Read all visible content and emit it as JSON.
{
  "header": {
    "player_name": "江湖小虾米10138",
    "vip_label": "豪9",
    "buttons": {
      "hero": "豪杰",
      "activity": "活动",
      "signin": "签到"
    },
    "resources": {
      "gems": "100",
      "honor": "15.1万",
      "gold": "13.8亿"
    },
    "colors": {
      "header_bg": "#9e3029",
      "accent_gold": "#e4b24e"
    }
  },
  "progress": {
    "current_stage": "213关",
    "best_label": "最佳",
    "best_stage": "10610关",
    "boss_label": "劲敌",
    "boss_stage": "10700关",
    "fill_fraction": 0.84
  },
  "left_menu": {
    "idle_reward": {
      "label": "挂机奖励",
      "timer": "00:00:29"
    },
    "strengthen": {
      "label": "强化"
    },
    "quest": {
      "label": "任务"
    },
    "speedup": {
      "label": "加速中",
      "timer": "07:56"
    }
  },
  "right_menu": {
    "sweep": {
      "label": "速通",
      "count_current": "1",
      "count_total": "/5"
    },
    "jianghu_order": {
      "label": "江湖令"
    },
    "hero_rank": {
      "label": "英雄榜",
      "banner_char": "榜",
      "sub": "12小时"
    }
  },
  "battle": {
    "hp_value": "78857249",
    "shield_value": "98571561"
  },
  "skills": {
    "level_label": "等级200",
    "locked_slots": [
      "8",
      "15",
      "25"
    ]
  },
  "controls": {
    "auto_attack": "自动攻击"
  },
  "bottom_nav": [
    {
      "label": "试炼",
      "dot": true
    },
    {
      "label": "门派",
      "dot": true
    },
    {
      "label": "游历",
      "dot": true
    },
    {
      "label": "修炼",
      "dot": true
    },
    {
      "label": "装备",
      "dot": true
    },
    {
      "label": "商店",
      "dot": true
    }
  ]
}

☆ ☆ ☆ ☆ ☆

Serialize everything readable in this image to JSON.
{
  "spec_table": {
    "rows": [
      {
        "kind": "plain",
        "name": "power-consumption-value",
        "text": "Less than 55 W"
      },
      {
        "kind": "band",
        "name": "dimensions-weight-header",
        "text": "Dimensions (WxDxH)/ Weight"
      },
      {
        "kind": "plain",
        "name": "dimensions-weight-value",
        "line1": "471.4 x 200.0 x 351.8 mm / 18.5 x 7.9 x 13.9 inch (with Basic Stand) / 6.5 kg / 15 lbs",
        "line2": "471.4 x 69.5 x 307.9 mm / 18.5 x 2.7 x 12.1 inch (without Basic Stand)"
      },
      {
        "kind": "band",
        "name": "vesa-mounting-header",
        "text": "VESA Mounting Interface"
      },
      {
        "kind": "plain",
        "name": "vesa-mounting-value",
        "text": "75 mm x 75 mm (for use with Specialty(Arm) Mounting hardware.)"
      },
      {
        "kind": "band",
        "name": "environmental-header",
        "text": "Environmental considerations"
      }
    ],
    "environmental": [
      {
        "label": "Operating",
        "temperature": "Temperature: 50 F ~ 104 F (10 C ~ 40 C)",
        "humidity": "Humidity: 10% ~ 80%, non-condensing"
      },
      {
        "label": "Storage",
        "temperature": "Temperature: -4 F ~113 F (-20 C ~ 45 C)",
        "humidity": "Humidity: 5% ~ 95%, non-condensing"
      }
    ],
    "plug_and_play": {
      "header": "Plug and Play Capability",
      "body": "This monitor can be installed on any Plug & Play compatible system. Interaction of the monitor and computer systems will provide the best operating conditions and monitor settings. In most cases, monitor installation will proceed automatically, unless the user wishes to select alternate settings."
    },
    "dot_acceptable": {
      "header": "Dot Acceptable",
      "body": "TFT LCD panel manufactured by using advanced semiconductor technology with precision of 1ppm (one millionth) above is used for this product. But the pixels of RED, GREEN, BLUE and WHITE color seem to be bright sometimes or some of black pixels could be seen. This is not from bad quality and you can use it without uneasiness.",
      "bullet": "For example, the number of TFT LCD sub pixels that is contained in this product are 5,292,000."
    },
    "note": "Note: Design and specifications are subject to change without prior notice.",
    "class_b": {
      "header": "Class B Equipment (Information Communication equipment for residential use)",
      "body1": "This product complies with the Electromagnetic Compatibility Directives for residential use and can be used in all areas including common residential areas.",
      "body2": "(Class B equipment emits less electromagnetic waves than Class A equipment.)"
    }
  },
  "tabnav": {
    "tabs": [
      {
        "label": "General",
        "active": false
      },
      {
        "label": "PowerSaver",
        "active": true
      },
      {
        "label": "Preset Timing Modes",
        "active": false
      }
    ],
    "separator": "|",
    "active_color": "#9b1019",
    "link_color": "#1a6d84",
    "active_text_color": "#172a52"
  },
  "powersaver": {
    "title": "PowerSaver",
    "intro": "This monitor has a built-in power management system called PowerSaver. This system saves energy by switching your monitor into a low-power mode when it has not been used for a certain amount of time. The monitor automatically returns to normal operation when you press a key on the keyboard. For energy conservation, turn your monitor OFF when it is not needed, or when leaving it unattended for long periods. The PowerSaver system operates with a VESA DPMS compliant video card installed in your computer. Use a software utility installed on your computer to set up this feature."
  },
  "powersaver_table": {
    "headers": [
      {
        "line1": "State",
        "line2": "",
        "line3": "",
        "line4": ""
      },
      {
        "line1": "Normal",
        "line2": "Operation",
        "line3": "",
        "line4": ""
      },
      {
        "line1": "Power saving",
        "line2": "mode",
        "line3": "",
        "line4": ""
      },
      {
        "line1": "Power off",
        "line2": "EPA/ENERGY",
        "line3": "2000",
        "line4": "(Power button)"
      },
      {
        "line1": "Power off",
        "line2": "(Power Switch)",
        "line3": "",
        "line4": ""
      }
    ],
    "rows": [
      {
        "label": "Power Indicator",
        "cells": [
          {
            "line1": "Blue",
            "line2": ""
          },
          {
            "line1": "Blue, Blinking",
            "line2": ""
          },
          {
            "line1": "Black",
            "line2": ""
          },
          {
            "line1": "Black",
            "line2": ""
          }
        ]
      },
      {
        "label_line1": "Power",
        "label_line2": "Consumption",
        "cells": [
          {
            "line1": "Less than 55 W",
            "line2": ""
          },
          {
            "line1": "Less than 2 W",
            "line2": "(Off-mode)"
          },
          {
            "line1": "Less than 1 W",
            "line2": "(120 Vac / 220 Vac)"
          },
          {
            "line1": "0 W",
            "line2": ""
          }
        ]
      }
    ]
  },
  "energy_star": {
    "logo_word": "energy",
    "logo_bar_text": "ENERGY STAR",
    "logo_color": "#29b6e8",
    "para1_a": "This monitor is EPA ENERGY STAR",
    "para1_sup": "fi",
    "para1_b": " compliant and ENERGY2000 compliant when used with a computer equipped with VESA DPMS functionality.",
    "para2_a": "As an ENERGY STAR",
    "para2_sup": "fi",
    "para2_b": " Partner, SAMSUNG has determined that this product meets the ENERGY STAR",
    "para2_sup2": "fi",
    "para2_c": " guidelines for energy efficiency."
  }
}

☆ ☆ ☆ ☆ ☆

What needs to be done:
Check each line of the entries for the string "humidity". Copy the lines that have it.

Answer in full:
        "humidity": "Humidity: 10% ~ 80%, non-condensing"
        "humidity": "Humidity: 5% ~ 95%, non-condensing"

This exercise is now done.